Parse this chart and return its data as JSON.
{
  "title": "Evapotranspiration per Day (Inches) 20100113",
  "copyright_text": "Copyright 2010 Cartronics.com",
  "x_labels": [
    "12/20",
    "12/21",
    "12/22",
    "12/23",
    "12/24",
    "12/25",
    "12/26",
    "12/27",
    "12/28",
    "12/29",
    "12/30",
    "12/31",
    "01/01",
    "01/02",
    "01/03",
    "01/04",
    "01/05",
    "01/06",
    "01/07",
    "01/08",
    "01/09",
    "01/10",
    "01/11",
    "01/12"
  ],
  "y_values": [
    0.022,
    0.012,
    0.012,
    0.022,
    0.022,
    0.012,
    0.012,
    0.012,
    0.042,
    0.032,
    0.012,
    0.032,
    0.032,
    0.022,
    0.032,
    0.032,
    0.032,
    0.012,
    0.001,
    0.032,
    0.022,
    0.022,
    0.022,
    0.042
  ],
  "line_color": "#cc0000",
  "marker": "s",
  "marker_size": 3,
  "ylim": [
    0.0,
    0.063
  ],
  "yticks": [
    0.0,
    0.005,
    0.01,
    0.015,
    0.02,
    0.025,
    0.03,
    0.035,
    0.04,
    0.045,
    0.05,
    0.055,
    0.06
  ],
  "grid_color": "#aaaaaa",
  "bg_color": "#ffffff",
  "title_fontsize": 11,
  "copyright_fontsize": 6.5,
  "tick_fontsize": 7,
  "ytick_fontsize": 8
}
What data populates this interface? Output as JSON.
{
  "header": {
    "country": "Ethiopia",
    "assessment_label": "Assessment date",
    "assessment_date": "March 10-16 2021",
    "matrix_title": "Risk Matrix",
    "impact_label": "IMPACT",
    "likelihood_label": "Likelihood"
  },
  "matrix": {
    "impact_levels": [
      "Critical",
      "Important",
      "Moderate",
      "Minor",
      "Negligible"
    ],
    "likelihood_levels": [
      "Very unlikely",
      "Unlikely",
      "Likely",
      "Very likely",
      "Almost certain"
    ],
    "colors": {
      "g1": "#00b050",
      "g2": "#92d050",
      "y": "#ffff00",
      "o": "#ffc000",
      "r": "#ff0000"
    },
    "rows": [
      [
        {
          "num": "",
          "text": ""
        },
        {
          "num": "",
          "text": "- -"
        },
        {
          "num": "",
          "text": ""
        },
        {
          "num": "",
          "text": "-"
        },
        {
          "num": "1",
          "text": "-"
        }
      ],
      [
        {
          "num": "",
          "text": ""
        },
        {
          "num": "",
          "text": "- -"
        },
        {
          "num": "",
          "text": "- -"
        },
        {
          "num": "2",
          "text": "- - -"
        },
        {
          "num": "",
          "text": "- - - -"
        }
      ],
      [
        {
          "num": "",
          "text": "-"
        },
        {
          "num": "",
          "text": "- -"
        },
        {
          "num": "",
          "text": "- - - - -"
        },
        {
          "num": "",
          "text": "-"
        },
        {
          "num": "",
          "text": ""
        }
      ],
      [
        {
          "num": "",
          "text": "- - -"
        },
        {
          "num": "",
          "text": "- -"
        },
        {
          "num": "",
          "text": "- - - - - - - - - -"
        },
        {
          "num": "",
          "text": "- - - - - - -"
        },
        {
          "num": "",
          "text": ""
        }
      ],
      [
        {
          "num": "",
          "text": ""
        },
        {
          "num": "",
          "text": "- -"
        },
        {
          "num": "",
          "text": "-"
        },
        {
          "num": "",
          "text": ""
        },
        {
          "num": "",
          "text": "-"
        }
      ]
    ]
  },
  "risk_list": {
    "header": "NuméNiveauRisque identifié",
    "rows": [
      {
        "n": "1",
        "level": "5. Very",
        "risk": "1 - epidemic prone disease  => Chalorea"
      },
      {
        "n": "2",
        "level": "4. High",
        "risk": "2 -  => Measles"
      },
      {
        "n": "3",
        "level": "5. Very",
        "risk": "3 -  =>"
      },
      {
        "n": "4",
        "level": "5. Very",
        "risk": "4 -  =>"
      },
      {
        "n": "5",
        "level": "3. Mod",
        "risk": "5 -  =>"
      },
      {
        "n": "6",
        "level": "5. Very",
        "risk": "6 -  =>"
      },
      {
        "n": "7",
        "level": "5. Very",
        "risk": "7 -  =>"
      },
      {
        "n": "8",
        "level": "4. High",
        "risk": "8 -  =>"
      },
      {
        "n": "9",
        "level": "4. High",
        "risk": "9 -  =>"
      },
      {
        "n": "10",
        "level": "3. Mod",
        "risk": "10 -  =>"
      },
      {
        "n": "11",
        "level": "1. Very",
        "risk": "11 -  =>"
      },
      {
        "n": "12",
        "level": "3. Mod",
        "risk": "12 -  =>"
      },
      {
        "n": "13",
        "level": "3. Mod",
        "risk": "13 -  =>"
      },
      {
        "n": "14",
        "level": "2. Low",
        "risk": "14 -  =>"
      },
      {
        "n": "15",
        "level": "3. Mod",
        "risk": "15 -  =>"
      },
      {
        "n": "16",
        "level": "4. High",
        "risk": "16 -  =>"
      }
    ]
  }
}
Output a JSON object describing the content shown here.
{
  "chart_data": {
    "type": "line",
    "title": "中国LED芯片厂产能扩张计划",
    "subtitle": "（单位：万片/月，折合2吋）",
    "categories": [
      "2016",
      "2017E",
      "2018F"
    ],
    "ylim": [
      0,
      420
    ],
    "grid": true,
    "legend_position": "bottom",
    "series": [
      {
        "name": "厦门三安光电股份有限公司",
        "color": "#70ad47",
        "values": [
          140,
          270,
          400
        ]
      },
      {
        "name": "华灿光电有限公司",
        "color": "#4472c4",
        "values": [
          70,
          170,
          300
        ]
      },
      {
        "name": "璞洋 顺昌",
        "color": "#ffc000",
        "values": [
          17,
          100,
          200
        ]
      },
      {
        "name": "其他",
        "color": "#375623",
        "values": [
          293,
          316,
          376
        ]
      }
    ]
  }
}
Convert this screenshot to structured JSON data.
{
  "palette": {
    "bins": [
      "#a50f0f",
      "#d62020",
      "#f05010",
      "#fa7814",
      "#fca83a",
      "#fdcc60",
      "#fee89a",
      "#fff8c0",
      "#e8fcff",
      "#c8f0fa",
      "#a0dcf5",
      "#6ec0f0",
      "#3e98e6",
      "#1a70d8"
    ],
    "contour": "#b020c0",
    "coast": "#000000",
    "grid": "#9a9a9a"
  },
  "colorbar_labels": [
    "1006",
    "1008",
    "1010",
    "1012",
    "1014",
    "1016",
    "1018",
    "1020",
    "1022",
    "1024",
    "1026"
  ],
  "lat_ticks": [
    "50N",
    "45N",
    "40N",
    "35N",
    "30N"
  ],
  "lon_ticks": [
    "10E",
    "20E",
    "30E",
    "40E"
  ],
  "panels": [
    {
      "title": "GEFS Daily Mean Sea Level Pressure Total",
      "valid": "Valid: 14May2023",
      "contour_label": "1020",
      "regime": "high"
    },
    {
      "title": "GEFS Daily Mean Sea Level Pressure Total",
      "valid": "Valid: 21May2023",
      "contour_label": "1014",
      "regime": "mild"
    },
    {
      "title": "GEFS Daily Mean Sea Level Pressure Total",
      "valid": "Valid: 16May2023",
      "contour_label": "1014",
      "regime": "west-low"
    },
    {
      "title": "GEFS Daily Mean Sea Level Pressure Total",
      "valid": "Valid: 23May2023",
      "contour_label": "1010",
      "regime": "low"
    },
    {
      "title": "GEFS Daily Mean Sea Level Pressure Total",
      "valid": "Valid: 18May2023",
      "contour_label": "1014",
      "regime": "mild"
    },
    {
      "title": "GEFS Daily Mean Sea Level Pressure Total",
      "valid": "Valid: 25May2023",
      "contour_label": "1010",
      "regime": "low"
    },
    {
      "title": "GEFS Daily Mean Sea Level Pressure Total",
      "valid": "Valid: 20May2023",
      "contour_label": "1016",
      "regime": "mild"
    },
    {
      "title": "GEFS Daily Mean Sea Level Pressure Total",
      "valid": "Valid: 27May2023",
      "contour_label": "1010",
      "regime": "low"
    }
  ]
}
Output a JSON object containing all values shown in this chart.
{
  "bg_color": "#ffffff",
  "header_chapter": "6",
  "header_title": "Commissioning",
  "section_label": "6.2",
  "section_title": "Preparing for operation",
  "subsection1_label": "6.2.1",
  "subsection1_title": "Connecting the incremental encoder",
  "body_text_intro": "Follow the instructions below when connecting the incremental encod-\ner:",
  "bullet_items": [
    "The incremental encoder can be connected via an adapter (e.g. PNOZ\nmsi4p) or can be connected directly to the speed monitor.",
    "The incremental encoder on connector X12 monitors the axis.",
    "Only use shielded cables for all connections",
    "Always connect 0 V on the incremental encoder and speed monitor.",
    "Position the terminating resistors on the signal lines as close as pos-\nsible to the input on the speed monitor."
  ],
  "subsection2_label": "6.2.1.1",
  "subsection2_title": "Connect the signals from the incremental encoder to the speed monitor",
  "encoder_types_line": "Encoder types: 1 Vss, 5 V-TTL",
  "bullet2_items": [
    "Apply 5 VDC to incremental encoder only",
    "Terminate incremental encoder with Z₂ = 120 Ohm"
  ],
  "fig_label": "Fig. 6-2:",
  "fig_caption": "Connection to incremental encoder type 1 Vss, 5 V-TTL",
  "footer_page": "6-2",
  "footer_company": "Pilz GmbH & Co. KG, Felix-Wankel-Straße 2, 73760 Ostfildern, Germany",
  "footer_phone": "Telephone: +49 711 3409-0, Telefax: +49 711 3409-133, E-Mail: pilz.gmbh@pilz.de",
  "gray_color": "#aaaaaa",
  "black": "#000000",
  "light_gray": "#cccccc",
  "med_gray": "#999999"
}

★ ★ ★ ★ ★

- [REQUIRED WORK]
Scan the records above for the string "valid", then report every line that contains it.

- [CORRECT ANSWER]
      "valid": "Valid: 14May2023",
      "valid": "Valid: 21May2023",
      "valid": "Valid: 16May2023",
      "valid": "Valid: 23May2023",
      "valid": "Valid: 18May2023",
      "valid": "Valid: 25May2023",
      "valid": "Valid: 20May2023",
      "valid": "Valid: 27May2023",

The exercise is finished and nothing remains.